Empathy

I heard the siren approaching as I pedaled down Easy Street, two helmeted toddlers tucked safely into the trailer behind me, holding matching water bottles and watching wide-eyed as the town passed by.  I saw the firetruck over my shoulder as I turned onto Broad Street, and momentarily wondered if I could keep going; if I could make the turn towards Children’s Beach before it reached me.  Deciding against it, I peddled up onto the curb, cheerfully warning my sweet passengers of the bump.  Blaring sirens and flashing lights sped past, and in a toddler’s excitement, Nora exclaimed, “Firetruck!”

I asked her if she saw the sirens and lights.  She said yes, and happily added, “Mama hear sirens, too.  T—- hear sirens, too.”  Racing past gray shingled buildings in a blur of red, the firetruck was a beautiful thing.

“We hope everyone’s okay,” I said to Nora, more out of habit than concern, and then followed the firetruck around the corner and out of town.  It sped ahead of me and was soon forgotten as we peddled a few short blocks to the playground.

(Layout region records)
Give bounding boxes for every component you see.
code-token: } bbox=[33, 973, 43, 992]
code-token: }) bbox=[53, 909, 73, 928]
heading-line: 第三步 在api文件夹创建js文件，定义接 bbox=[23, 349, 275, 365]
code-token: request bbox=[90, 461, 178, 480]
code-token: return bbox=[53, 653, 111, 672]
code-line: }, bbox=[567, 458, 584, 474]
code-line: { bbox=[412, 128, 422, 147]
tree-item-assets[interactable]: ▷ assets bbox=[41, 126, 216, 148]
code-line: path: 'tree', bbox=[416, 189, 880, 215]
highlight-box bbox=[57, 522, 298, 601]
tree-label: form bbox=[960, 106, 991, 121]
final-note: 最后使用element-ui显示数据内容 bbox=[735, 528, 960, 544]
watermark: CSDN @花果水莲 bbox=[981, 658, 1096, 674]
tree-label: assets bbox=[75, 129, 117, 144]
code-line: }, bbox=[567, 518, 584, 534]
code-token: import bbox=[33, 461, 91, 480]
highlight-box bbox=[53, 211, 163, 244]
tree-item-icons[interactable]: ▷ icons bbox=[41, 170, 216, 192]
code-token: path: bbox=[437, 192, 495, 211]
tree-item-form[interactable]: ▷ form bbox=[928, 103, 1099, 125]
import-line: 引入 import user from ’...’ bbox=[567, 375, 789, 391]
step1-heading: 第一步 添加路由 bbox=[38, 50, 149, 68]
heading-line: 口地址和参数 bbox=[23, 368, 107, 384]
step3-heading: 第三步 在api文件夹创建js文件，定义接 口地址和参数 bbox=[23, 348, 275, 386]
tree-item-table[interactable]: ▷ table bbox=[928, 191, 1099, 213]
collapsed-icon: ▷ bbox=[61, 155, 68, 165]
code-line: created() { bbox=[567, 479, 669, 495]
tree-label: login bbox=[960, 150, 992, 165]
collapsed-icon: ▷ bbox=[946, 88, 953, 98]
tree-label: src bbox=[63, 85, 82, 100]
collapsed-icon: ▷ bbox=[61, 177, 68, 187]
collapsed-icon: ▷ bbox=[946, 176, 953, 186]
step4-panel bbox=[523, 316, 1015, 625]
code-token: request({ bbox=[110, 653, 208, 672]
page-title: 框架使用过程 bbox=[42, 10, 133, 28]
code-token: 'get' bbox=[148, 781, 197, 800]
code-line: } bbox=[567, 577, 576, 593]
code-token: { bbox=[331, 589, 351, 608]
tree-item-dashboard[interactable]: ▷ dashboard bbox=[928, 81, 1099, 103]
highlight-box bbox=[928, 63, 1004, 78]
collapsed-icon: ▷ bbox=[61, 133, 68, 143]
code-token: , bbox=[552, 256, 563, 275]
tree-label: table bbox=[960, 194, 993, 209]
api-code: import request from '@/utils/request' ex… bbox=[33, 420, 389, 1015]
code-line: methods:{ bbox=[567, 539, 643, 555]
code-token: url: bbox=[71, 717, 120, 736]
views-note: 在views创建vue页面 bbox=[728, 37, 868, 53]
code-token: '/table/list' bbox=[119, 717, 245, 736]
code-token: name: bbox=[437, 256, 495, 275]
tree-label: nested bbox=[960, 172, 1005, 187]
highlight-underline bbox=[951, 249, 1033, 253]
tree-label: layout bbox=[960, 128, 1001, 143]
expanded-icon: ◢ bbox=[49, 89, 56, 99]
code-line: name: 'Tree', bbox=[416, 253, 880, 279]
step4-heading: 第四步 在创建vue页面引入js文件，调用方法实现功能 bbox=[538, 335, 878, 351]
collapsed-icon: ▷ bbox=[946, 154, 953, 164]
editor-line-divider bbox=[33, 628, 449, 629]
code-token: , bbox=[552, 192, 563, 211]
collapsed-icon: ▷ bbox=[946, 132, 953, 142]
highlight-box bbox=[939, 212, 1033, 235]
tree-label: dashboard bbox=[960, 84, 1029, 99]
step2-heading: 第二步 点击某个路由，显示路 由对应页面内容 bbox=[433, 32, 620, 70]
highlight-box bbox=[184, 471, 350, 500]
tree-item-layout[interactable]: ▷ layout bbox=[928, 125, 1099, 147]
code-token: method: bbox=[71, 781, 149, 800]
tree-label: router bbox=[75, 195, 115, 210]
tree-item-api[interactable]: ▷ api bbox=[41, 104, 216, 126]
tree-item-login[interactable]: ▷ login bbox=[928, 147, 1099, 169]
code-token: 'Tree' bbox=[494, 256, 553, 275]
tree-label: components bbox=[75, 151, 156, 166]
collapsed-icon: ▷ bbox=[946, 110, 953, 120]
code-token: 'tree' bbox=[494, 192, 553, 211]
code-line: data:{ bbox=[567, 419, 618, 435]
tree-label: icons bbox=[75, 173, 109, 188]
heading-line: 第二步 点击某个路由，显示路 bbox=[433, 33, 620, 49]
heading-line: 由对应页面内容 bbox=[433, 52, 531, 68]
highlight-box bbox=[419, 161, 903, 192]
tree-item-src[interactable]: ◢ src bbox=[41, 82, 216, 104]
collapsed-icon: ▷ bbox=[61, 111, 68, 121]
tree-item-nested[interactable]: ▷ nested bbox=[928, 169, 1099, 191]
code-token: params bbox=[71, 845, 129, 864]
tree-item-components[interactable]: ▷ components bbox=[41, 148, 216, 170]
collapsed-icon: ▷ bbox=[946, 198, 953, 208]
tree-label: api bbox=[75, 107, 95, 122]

→ **TASK REQUIREMENTS**:
A – Quote the essay about the passing firetruck word for word, from "I heard the" to "a beautiful thing.".
B – Extend the essay about the bike ride and the passing firetruck, picking up after its final sentence.

→ **THE RESULTS**:
A –
I heard the siren approaching as I pedaled down Easy Street, two helmeted toddlers tucked safely into the trailer behind me, holding matching water bottles and watching wide-eyed as the town passed by.  I saw the firetruck over my shoulder as I turned onto Broad Street, and momentarily wondered if I could keep going; if I could make the turn towards Children’s Beach before it reached me.  Deciding against it, I peddled up onto the curb, cheerfully warning my sweet passengers of the bump.  Blaring sirens and flashing lights sped past, and in a toddler’s excitement, Nora exclaimed, “Firetruck!”

I asked her if she saw the sirens and lights.  She said yes, and happily added, “Mama hear sirens, too.  T—- hear sirens, too.”  Racing past gray shingled buildings in a blur of red, the firetruck was a beautiful thing.

B –
The ritual of arrival meant finding a shady spot to chain my bike, spreading our beach blanket across cool grass, unbuckling helmets to reveal tousled and slightly sweaty hair, and freeing little bodies to run across the field as if their legs had been chained for hours.  The sound of sirens punctuated each step, first a police car, then an ambulance and another firetruck.  Five or ten minutes later, another police car.  By then, I was coaxing a half naked little boy back onto the beach blanket to put on his swim diaper and trunks, watching Nora run hundreds of feet away from me, her pink and white dress a bubble floating above the grass, and thinking about slathering sunscreen across chubby baby cheeks.

I remember thinking that it must be a real emergency for there to be that many sirens.  But that too was quickly forgotten as I was called into a game of “Mama get you!” followed by pushing the pair of them in the swings, T—- babbling away in the safety of the baby swing and Nora an impossibly big girl riding a normal swing.  We climbed the play structures and slid down the slides; we “drove” cars and reminded the little one not to eat wood chips.  We built sandcastles and waded in clear blue ocean.  We cheered Nora’s bravery as she ventured further and further out into the salt water on her own, last summer’s fear nothing more than a memory.  I reveled in the joy that is my amazing little girl and her friend on a perfect summer’s afternoon.

After hours of sunshine and cool Nantucket breezes, we waved goodbye to T—- and his mama, settled Nora sandy-toed and sun-kissed back into the bicycle trailer and headed home.  There, I began our evening routine, started dinner and lazily scrolled through my news feed.

A little boy drowned today.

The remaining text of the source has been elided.